I can picture any guys who are reading this rolling their eyes at my being such a girl about this, wondering why women want to overanalyze things. Well, news flash, fellas: we think about things that are important to us! And for relationships like girlfriend-boyfriend, right or wrong, we're looking for validation that it's worth pursuing, that the end result will be worth working past the rough spots. And news flash, Jeff: we've got some problems, and I know you know this, because in those two minutes we've talked about it in the past year, you admitted that things have "cooled" between us. If you did read the blog and are bothered by what you read, WHY are we not talking about it? And if you're really not reading it... do you care at all to know what I'm thinking? Are you content with just having someone to call a girlfriend? Apparently. Do I have commitment issues? You betcha. But ignoring the problems doesn't make them go away! Yet, as you may have also noticed, I bring them up less and less, not because they're not still problems, but because you don't want to hear it.

Which is sad, really. We can only go so far in neutral.


May 6, 2010

» new photoblog

After discovering that my old photo gallery host had started using those hyper-annoying pop-ups that try to take over one's computer, I made it my mission to relocate my photos ASAP. And I'm happy to report that it's done!

http://chezannegallery.shutterfly.com/

While I was moving, I also took the time to reorganize the pix, so now they're sorted (mostly) into years, from 2010 waaaaaaaaaay back to 2003 when I got my first "serious" digital camera. Check it out, and note that it allows visitors to comment on the pictures. Hint! Hint!


June 6, 2010

» just for a moment I was back at school

Once upon a time there was a girl. The girl went to school, and from sixth grade to eighth grade, she had a huge crush on a certain boy.

Alas, the girl moved to a new school after eighth grade. Time passed, and she graduated from high school and then from college. She went to work -- at more jobs than she cares to admit, actually -- and finally settled into something resembling a career.

And in the meantime, computers -- which the girl always loved -- saw huge advances in their capabilities and popularity. Someone invented the Internet... and other people *claimed* to have invented the Internet... and, anyway, the girl spent many, many happy hours on-line, connecting with people and sharing her thoughts.

Written problem: Resume the personal blog text, picking up right after its last sentence about the girl spending happy hours online.

Raw data:
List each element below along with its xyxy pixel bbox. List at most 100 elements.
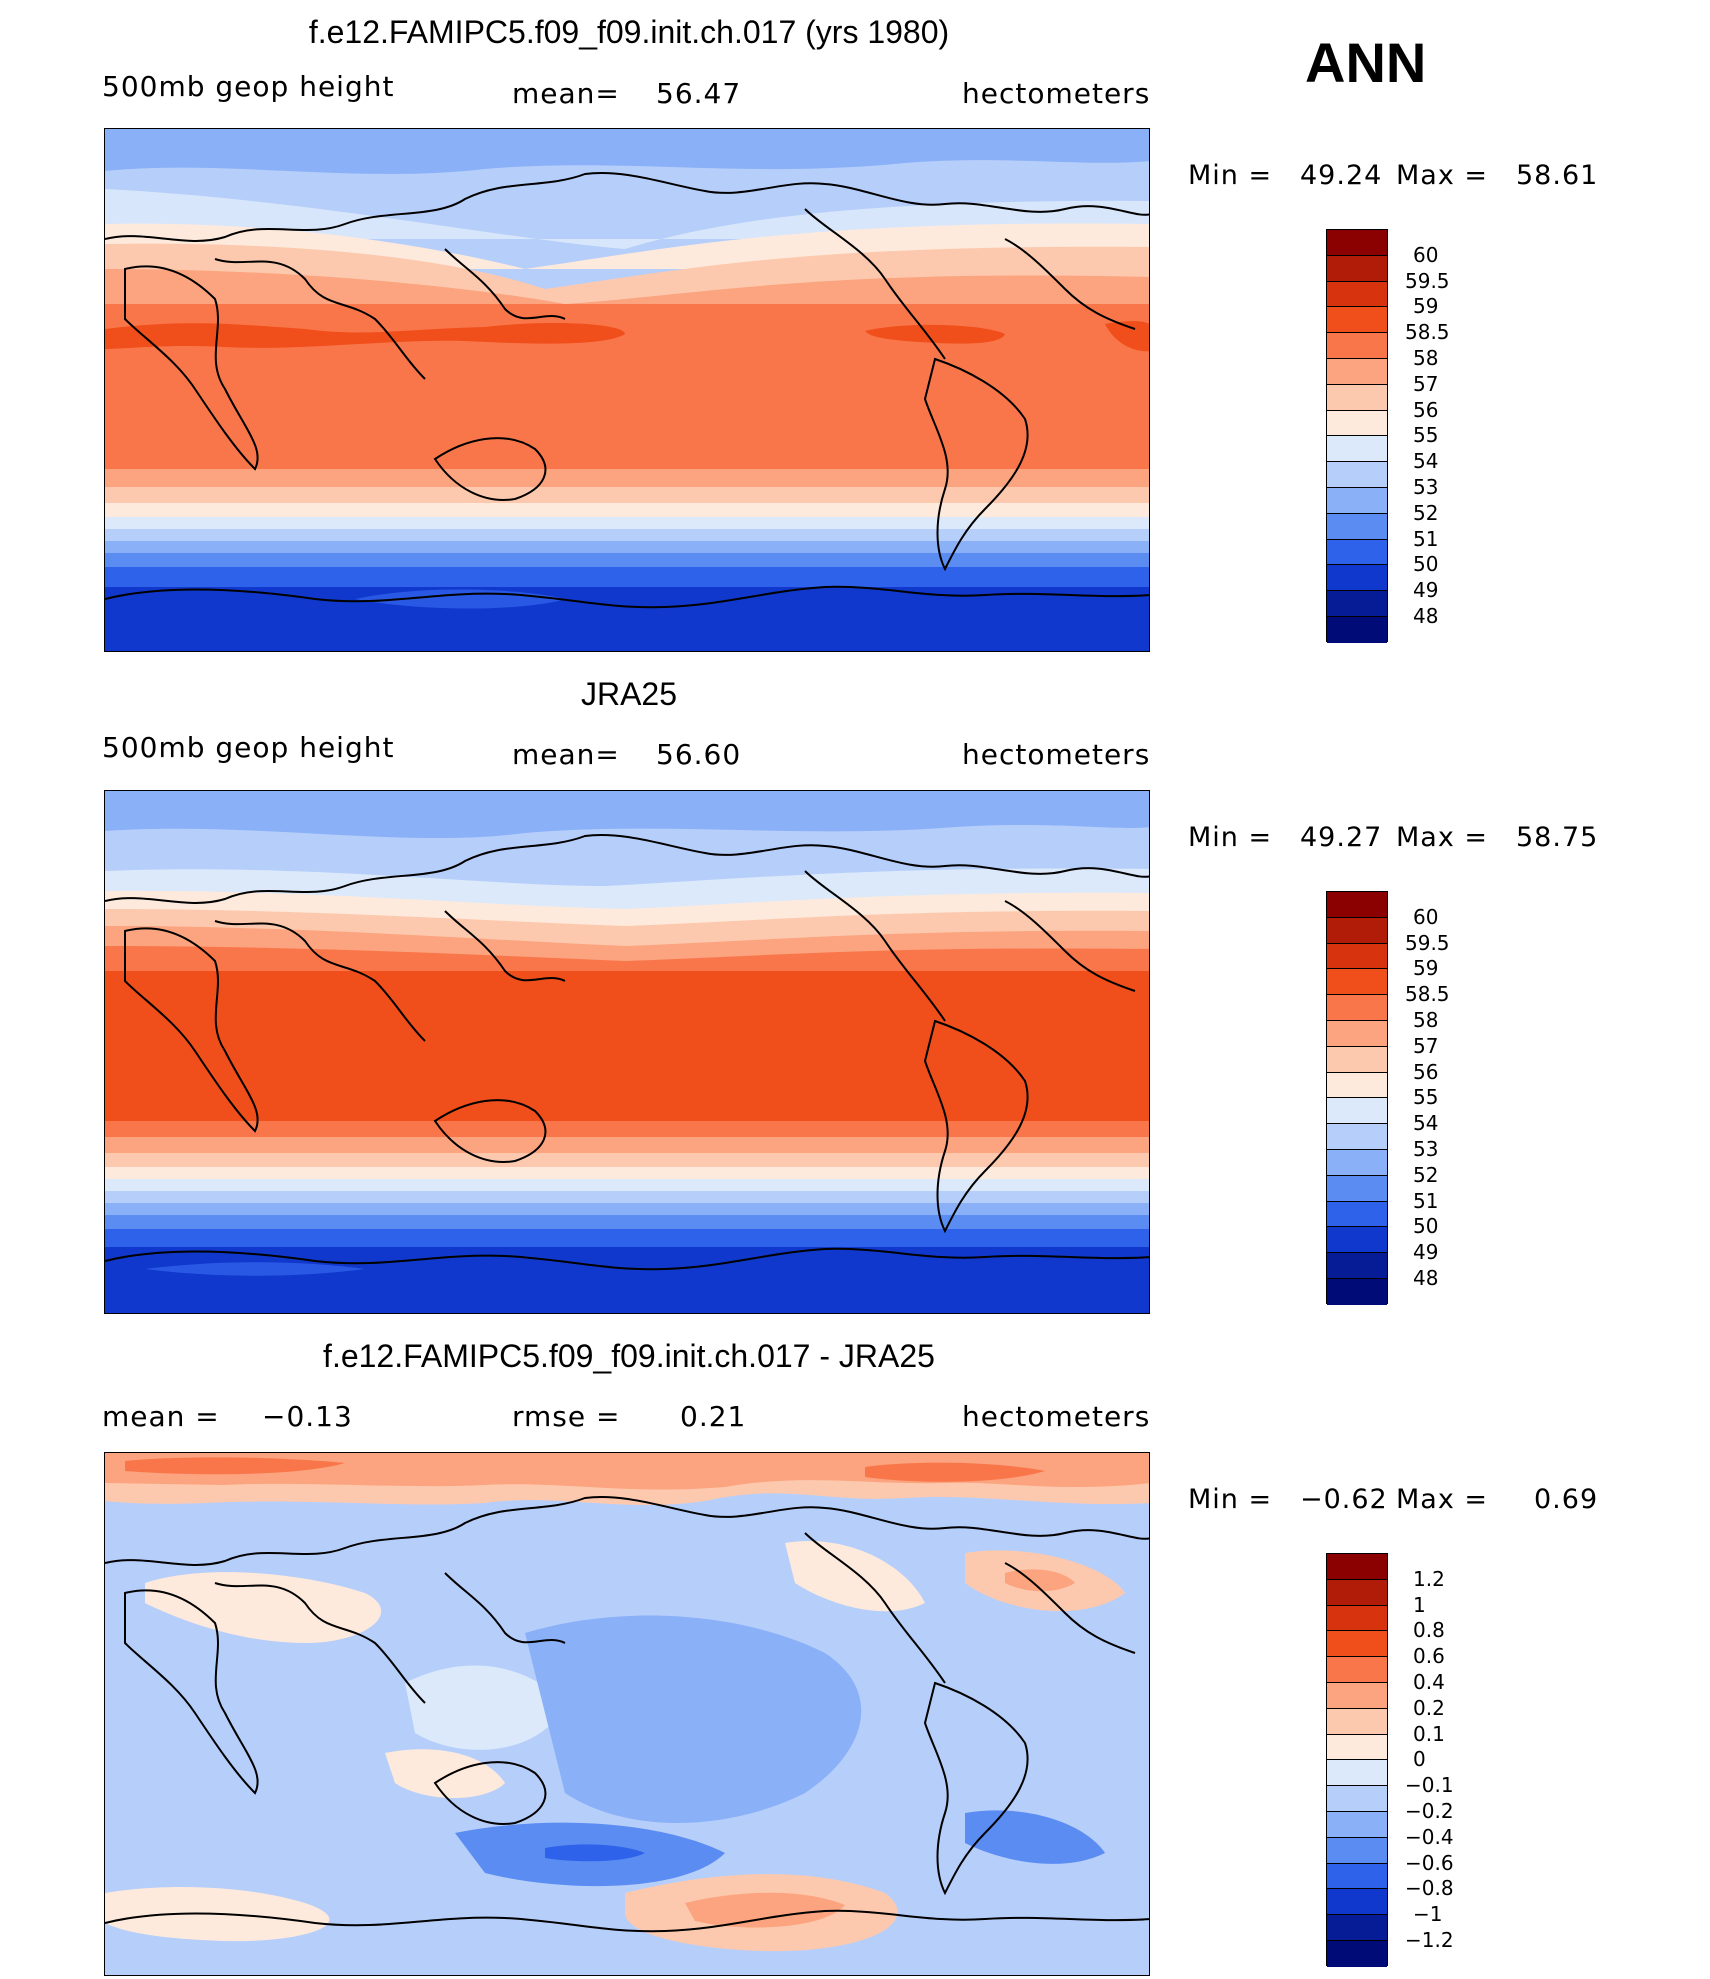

The result:
And then one day the girl made her weekly visit to a certain social networking site and noticed that several of her friends were now friends with... Middle School Crush Boy! After a moment of debate (given that he had known about her crush, and she'd hate for him to think she was now some kind of stalker), she decided to go ahead and send a friend request. The girl's sister then scolded her, and the girl was all, "WHAT? I'm not trying to date him. It's just nice to reconnect and see what people have been up to."

And then two days passed, and she'd received no response, and she oh-so-briefly (and oh-so-irrationally) felt the sting of rejection once again.

And she marveled that technology has, apparently, advanced so far as to be able to transport her back in time.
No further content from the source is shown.